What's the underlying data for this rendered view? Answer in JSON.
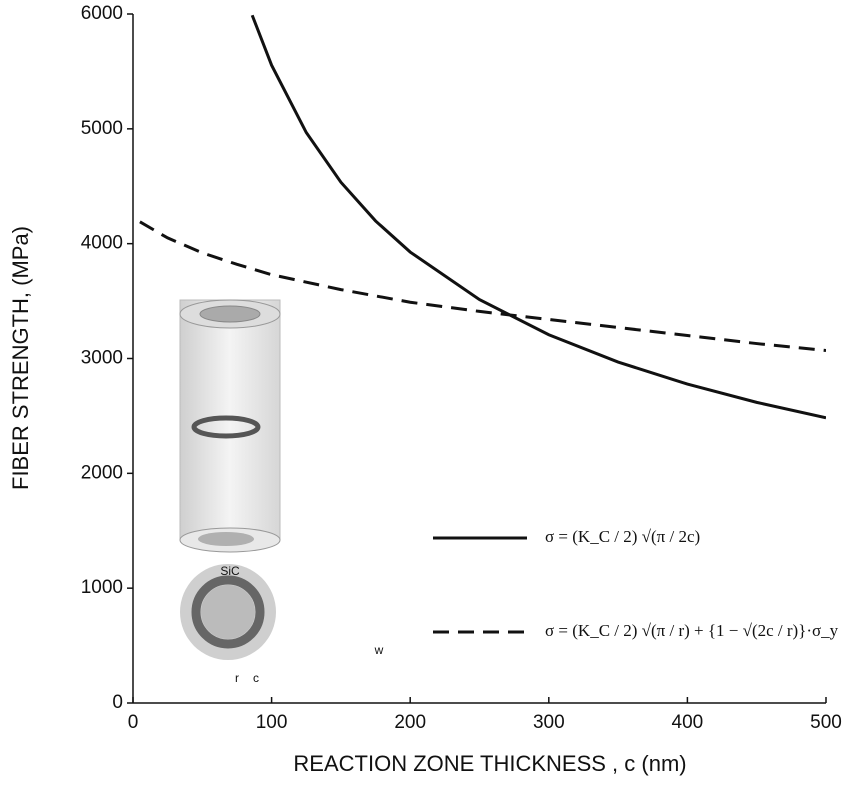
{
  "chart_data": {
    "type": "line",
    "xlabel": "REACTION ZONE THICKNESS , c (nm)",
    "ylabel": "FIBER STRENGTH, (MPa)",
    "xlim": [
      0,
      500
    ],
    "xticks": [
      0,
      100,
      200,
      300,
      400,
      500
    ],
    "ylim": [
      0,
      6000
    ],
    "yticks": [
      0,
      1000,
      2000,
      3000,
      4000,
      5000,
      6000
    ],
    "grid": false,
    "legend": "lower right",
    "series": [
      {
        "name": "σ = (K_C / 2) √(π / 2c)",
        "color": "#111111",
        "dash": "solid",
        "x": [
          86,
          100,
          125,
          150,
          175,
          200,
          250,
          300,
          350,
          400,
          450,
          500
        ],
        "values": [
          5989,
          5554,
          4968,
          4535,
          4198,
          3927,
          3513,
          3207,
          2969,
          2777,
          2618,
          2484
        ]
      },
      {
        "name": "σ = (K_C / 2) √(π / r) + {1 − √(2c / r)}·σ_y",
        "color": "#111111",
        "dash": "dashed",
        "x": [
          5,
          25,
          50,
          75,
          100,
          150,
          200,
          250,
          300,
          350,
          400,
          450,
          500
        ],
        "values": [
          4190,
          4050,
          3920,
          3820,
          3730,
          3600,
          3490,
          3410,
          3340,
          3270,
          3200,
          3130,
          3070
        ]
      }
    ],
    "annotations": [
      "SiC",
      "r",
      "c",
      "w"
    ]
  }
}
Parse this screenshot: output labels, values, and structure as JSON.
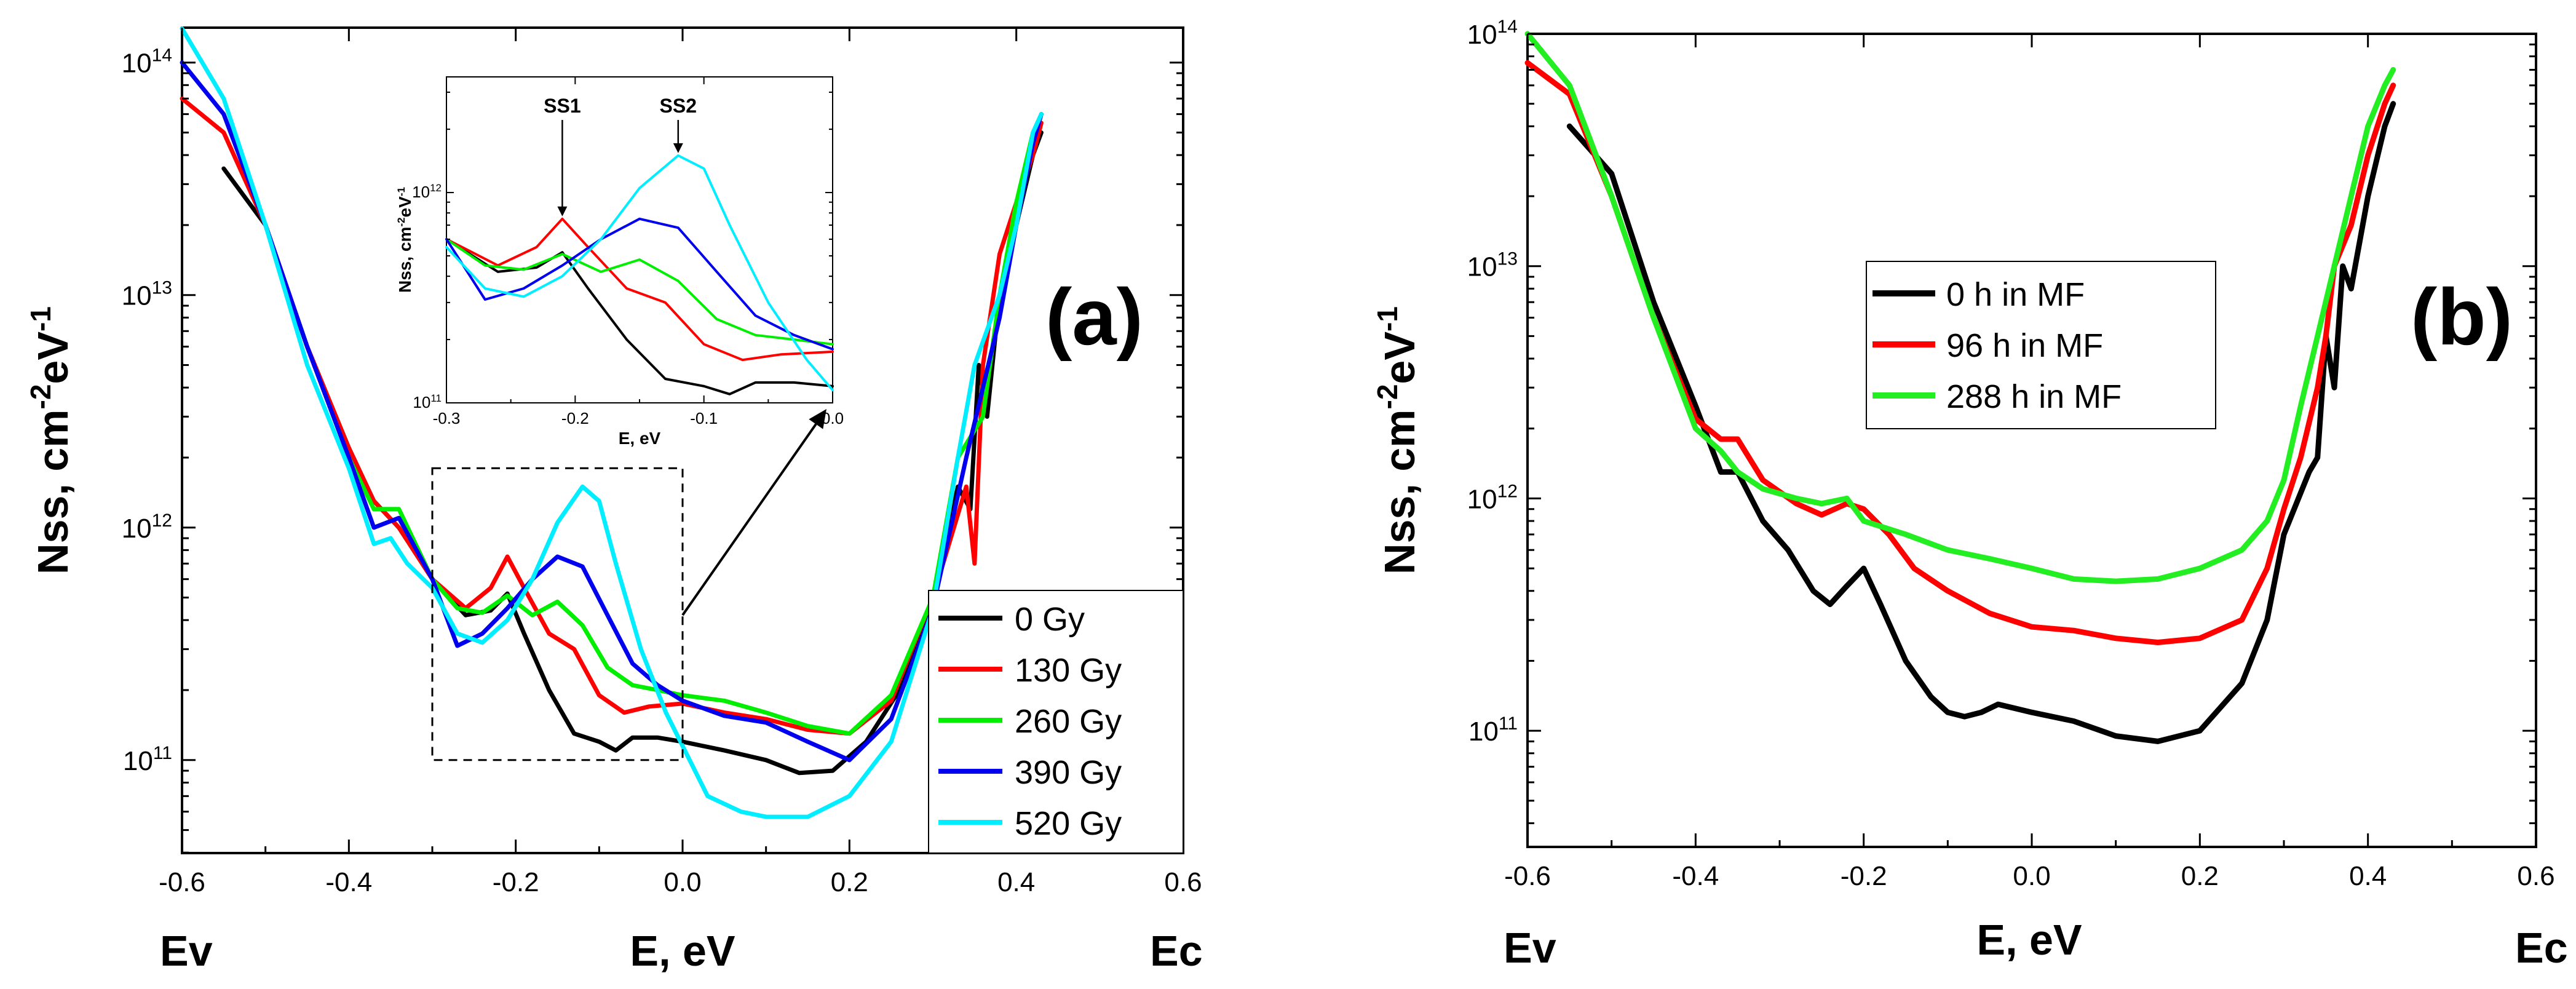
{
  "chart_data": [
    {
      "panel": "a",
      "type": "line",
      "panel_label": "(a)",
      "xlabel": "E, eV",
      "ylabel": "Nss, cm-2eV-1",
      "ylabel_parts": {
        "base": "Nss, cm",
        "sup1": "-2",
        "mid": "eV",
        "sup2": "-1"
      },
      "x_ticks": [
        -0.6,
        -0.4,
        -0.2,
        0.0,
        0.2,
        0.4,
        0.6
      ],
      "x_tick_labels": [
        "-0.6",
        "-0.4",
        "-0.2",
        "0.0",
        "0.2",
        "0.4",
        "0.6"
      ],
      "xlim": [
        -0.6,
        0.6
      ],
      "ylim_log10": [
        10.6,
        14.15
      ],
      "y_ticks_exp": [
        11,
        12,
        13,
        14
      ],
      "y_tick_base": "10",
      "y_tick_exps": [
        "11",
        "12",
        "13",
        "14"
      ],
      "left_end_label": "Ev",
      "right_end_label": "Ec",
      "legend_position": "bottom-right",
      "series": [
        {
          "name": "0 Gy",
          "color": "#000000",
          "x": [
            -0.55,
            -0.5,
            -0.45,
            -0.4,
            -0.37,
            -0.34,
            -0.3,
            -0.26,
            -0.23,
            -0.21,
            -0.19,
            -0.16,
            -0.13,
            -0.1,
            -0.08,
            -0.06,
            -0.03,
            0.0,
            0.05,
            0.1,
            0.14,
            0.18,
            0.22,
            0.26,
            0.3,
            0.33,
            0.345,
            0.355,
            0.365,
            0.38,
            0.4,
            0.42,
            0.43
          ],
          "y": [
            35000000000000.0,
            20000000000000.0,
            6000000000000.0,
            2200000000000.0,
            1300000000000.0,
            1000000000000.0,
            600000000000.0,
            420000000000.0,
            440000000000.0,
            520000000000.0,
            350000000000.0,
            200000000000.0,
            130000000000.0,
            120000000000.0,
            110000000000.0,
            125000000000.0,
            125000000000.0,
            120000000000.0,
            110000000000.0,
            100000000000.0,
            88000000000.0,
            90000000000.0,
            120000000000.0,
            200000000000.0,
            500000000000.0,
            1500000000000.0,
            1200000000000.0,
            5000000000000.0,
            3000000000000.0,
            10000000000000.0,
            20000000000000.0,
            40000000000000.0,
            50000000000000.0
          ]
        },
        {
          "name": "130 Gy",
          "color": "#ff0000",
          "x": [
            -0.6,
            -0.55,
            -0.5,
            -0.45,
            -0.4,
            -0.37,
            -0.34,
            -0.3,
            -0.26,
            -0.23,
            -0.21,
            -0.19,
            -0.16,
            -0.13,
            -0.1,
            -0.07,
            -0.04,
            0.0,
            0.05,
            0.1,
            0.15,
            0.2,
            0.25,
            0.3,
            0.34,
            0.35,
            0.36,
            0.38,
            0.4,
            0.42,
            0.43
          ],
          "y": [
            70000000000000.0,
            50000000000000.0,
            20000000000000.0,
            6000000000000.0,
            2200000000000.0,
            1300000000000.0,
            1000000000000.0,
            600000000000.0,
            450000000000.0,
            550000000000.0,
            750000000000.0,
            550000000000.0,
            350000000000.0,
            300000000000.0,
            190000000000.0,
            160000000000.0,
            170000000000.0,
            175000000000.0,
            160000000000.0,
            150000000000.0,
            135000000000.0,
            130000000000.0,
            180000000000.0,
            500000000000.0,
            1500000000000.0,
            700000000000.0,
            5000000000000.0,
            15000000000000.0,
            25000000000000.0,
            40000000000000.0,
            55000000000000.0
          ]
        },
        {
          "name": "260 Gy",
          "color": "#00ee00",
          "x": [
            -0.4,
            -0.37,
            -0.34,
            -0.3,
            -0.27,
            -0.24,
            -0.21,
            -0.18,
            -0.15,
            -0.12,
            -0.09,
            -0.06,
            -0.03,
            0.0,
            0.05,
            0.1,
            0.15,
            0.2,
            0.25,
            0.3,
            0.33,
            0.36,
            0.38,
            0.4,
            0.42,
            0.43
          ],
          "y": [
            2000000000000.0,
            1200000000000.0,
            1200000000000.0,
            600000000000.0,
            450000000000.0,
            430000000000.0,
            510000000000.0,
            420000000000.0,
            480000000000.0,
            380000000000.0,
            250000000000.0,
            210000000000.0,
            200000000000.0,
            190000000000.0,
            180000000000.0,
            160000000000.0,
            140000000000.0,
            130000000000.0,
            190000000000.0,
            500000000000.0,
            2000000000000.0,
            3000000000000.0,
            10000000000000.0,
            25000000000000.0,
            50000000000000.0,
            60000000000000.0
          ]
        },
        {
          "name": "390 Gy",
          "color": "#0000ee",
          "x": [
            -0.6,
            -0.55,
            -0.5,
            -0.45,
            -0.4,
            -0.37,
            -0.34,
            -0.3,
            -0.27,
            -0.24,
            -0.21,
            -0.18,
            -0.15,
            -0.12,
            -0.09,
            -0.06,
            -0.03,
            0.0,
            0.05,
            0.1,
            0.15,
            0.2,
            0.25,
            0.3,
            0.34,
            0.38,
            0.4,
            0.42,
            0.43
          ],
          "y": [
            100000000000000.0,
            60000000000000.0,
            20000000000000.0,
            6000000000000.0,
            2000000000000.0,
            1000000000000.0,
            1100000000000.0,
            600000000000.0,
            310000000000.0,
            350000000000.0,
            450000000000.0,
            600000000000.0,
            750000000000.0,
            680000000000.0,
            420000000000.0,
            260000000000.0,
            210000000000.0,
            180000000000.0,
            155000000000.0,
            145000000000.0,
            120000000000.0,
            100000000000.0,
            150000000000.0,
            450000000000.0,
            2000000000000.0,
            8000000000000.0,
            20000000000000.0,
            45000000000000.0,
            60000000000000.0
          ]
        },
        {
          "name": "520 Gy",
          "color": "#00eeff",
          "x": [
            -0.6,
            -0.55,
            -0.5,
            -0.45,
            -0.4,
            -0.37,
            -0.35,
            -0.33,
            -0.3,
            -0.27,
            -0.24,
            -0.21,
            -0.18,
            -0.15,
            -0.12,
            -0.1,
            -0.08,
            -0.05,
            -0.02,
            0.0,
            0.03,
            0.07,
            0.1,
            0.15,
            0.2,
            0.25,
            0.3,
            0.33,
            0.35,
            0.38,
            0.4,
            0.42,
            0.43
          ],
          "y": [
            140000000000000.0,
            70000000000000.0,
            20000000000000.0,
            5000000000000.0,
            1800000000000.0,
            850000000000.0,
            900000000000.0,
            700000000000.0,
            550000000000.0,
            350000000000.0,
            320000000000.0,
            400000000000.0,
            600000000000.0,
            1050000000000.0,
            1500000000000.0,
            1300000000000.0,
            700000000000.0,
            300000000000.0,
            160000000000.0,
            115000000000.0,
            70000000000.0,
            60000000000.0,
            57000000000.0,
            57000000000.0,
            70000000000.0,
            120000000000.0,
            450000000000.0,
            2000000000000.0,
            5000000000000.0,
            10000000000000.0,
            20000000000000.0,
            50000000000000.0,
            60000000000000.0
          ]
        }
      ],
      "inset": {
        "xlabel": "E, eV",
        "ylabel": "Nss, cm-2eV-1",
        "ylabel_parts": {
          "base": "Nss, cm",
          "sup1": "-2",
          "mid": "eV",
          "sup2": "-1"
        },
        "xlim": [
          -0.3,
          0.0
        ],
        "x_ticks": [
          -0.3,
          -0.2,
          -0.1,
          0.0
        ],
        "x_tick_labels": [
          "-0.3",
          "-0.2",
          "-0.1",
          "0.0"
        ],
        "ylim_log10": [
          11.0,
          12.55
        ],
        "y_ticks_exp": [
          11,
          12
        ],
        "y_tick_base": "10",
        "y_tick_exps": [
          "11",
          "12"
        ],
        "annotations": [
          {
            "text": "SS1",
            "x": -0.21,
            "y": 750000000000.0
          },
          {
            "text": "SS2",
            "x": -0.12,
            "y": 1500000000000.0
          }
        ]
      },
      "zoom_box": {
        "x_range": [
          -0.3,
          0.0
        ],
        "y_range": [
          100000000000.0,
          1800000000000.0
        ]
      }
    },
    {
      "panel": "b",
      "type": "line",
      "panel_label": "(b)",
      "xlabel": "E, eV",
      "ylabel": "Nss, cm-2eV-1",
      "ylabel_parts": {
        "base": "Nss, cm",
        "sup1": "-2",
        "mid": "eV",
        "sup2": "-1"
      },
      "x_ticks": [
        -0.6,
        -0.4,
        -0.2,
        0.0,
        0.2,
        0.4,
        0.6
      ],
      "x_tick_labels": [
        "-0.6",
        "-0.4",
        "-0.2",
        "0.0",
        "0.2",
        "0.4",
        "0.6"
      ],
      "xlim": [
        -0.6,
        0.6
      ],
      "ylim_log10": [
        10.5,
        14.0
      ],
      "y_ticks_exp": [
        11,
        12,
        13,
        14
      ],
      "y_tick_base": "10",
      "y_tick_exps": [
        "11",
        "12",
        "13",
        "14"
      ],
      "left_end_label": "Ev",
      "right_end_label": "Ec",
      "legend_position": "center",
      "series": [
        {
          "name": "0 h in MF",
          "color": "#000000",
          "x": [
            -0.55,
            -0.5,
            -0.45,
            -0.4,
            -0.37,
            -0.35,
            -0.32,
            -0.29,
            -0.26,
            -0.24,
            -0.22,
            -0.2,
            -0.18,
            -0.15,
            -0.12,
            -0.1,
            -0.08,
            -0.06,
            -0.04,
            0.0,
            0.05,
            0.1,
            0.15,
            0.2,
            0.25,
            0.28,
            0.3,
            0.33,
            0.34,
            0.35,
            0.36,
            0.37,
            0.38,
            0.4,
            0.42,
            0.43
          ],
          "y": [
            40000000000000.0,
            25000000000000.0,
            7000000000000.0,
            2500000000000.0,
            1300000000000.0,
            1300000000000.0,
            800000000000.0,
            600000000000.0,
            400000000000.0,
            350000000000.0,
            420000000000.0,
            500000000000.0,
            350000000000.0,
            200000000000.0,
            140000000000.0,
            120000000000.0,
            115000000000.0,
            120000000000.0,
            130000000000.0,
            120000000000.0,
            110000000000.0,
            95000000000.0,
            90000000000.0,
            100000000000.0,
            160000000000.0,
            300000000000.0,
            700000000000.0,
            1300000000000.0,
            1500000000000.0,
            5000000000000.0,
            3000000000000.0,
            10000000000000.0,
            8000000000000.0,
            20000000000000.0,
            40000000000000.0,
            50000000000000.0
          ]
        },
        {
          "name": "96 h in MF",
          "color": "#ff0000",
          "x": [
            -0.6,
            -0.55,
            -0.5,
            -0.45,
            -0.4,
            -0.37,
            -0.35,
            -0.32,
            -0.28,
            -0.25,
            -0.22,
            -0.2,
            -0.17,
            -0.14,
            -0.1,
            -0.05,
            0.0,
            0.05,
            0.1,
            0.15,
            0.2,
            0.25,
            0.28,
            0.3,
            0.32,
            0.34,
            0.35,
            0.36,
            0.38,
            0.4,
            0.42,
            0.43
          ],
          "y": [
            75000000000000.0,
            55000000000000.0,
            20000000000000.0,
            6000000000000.0,
            2200000000000.0,
            1800000000000.0,
            1800000000000.0,
            1200000000000.0,
            950000000000.0,
            850000000000.0,
            950000000000.0,
            900000000000.0,
            700000000000.0,
            500000000000.0,
            400000000000.0,
            320000000000.0,
            280000000000.0,
            270000000000.0,
            250000000000.0,
            240000000000.0,
            250000000000.0,
            300000000000.0,
            500000000000.0,
            900000000000.0,
            1500000000000.0,
            3000000000000.0,
            5000000000000.0,
            10000000000000.0,
            15000000000000.0,
            30000000000000.0,
            50000000000000.0,
            60000000000000.0
          ]
        },
        {
          "name": "288 h in MF",
          "color": "#22ee22",
          "x": [
            -0.6,
            -0.55,
            -0.5,
            -0.45,
            -0.4,
            -0.37,
            -0.35,
            -0.32,
            -0.28,
            -0.25,
            -0.22,
            -0.2,
            -0.15,
            -0.1,
            -0.05,
            0.0,
            0.05,
            0.1,
            0.15,
            0.2,
            0.25,
            0.28,
            0.3,
            0.32,
            0.34,
            0.36,
            0.38,
            0.4,
            0.42,
            0.43
          ],
          "y": [
            100000000000000.0,
            60000000000000.0,
            20000000000000.0,
            6000000000000.0,
            2000000000000.0,
            1600000000000.0,
            1300000000000.0,
            1100000000000.0,
            1000000000000.0,
            950000000000.0,
            1000000000000.0,
            800000000000.0,
            700000000000.0,
            600000000000.0,
            550000000000.0,
            500000000000.0,
            450000000000.0,
            440000000000.0,
            450000000000.0,
            500000000000.0,
            600000000000.0,
            800000000000.0,
            1200000000000.0,
            2500000000000.0,
            5000000000000.0,
            10000000000000.0,
            20000000000000.0,
            40000000000000.0,
            60000000000000.0,
            70000000000000.0
          ]
        }
      ]
    }
  ]
}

+++

Written problem >>
Which lines hold the word "JSON"? Copy each of them from the records.

Expected answer >>
What's the underlying data for this rendered view? Answer in JSON.
Parse this screenshot: output labels, values, and structure as JSON.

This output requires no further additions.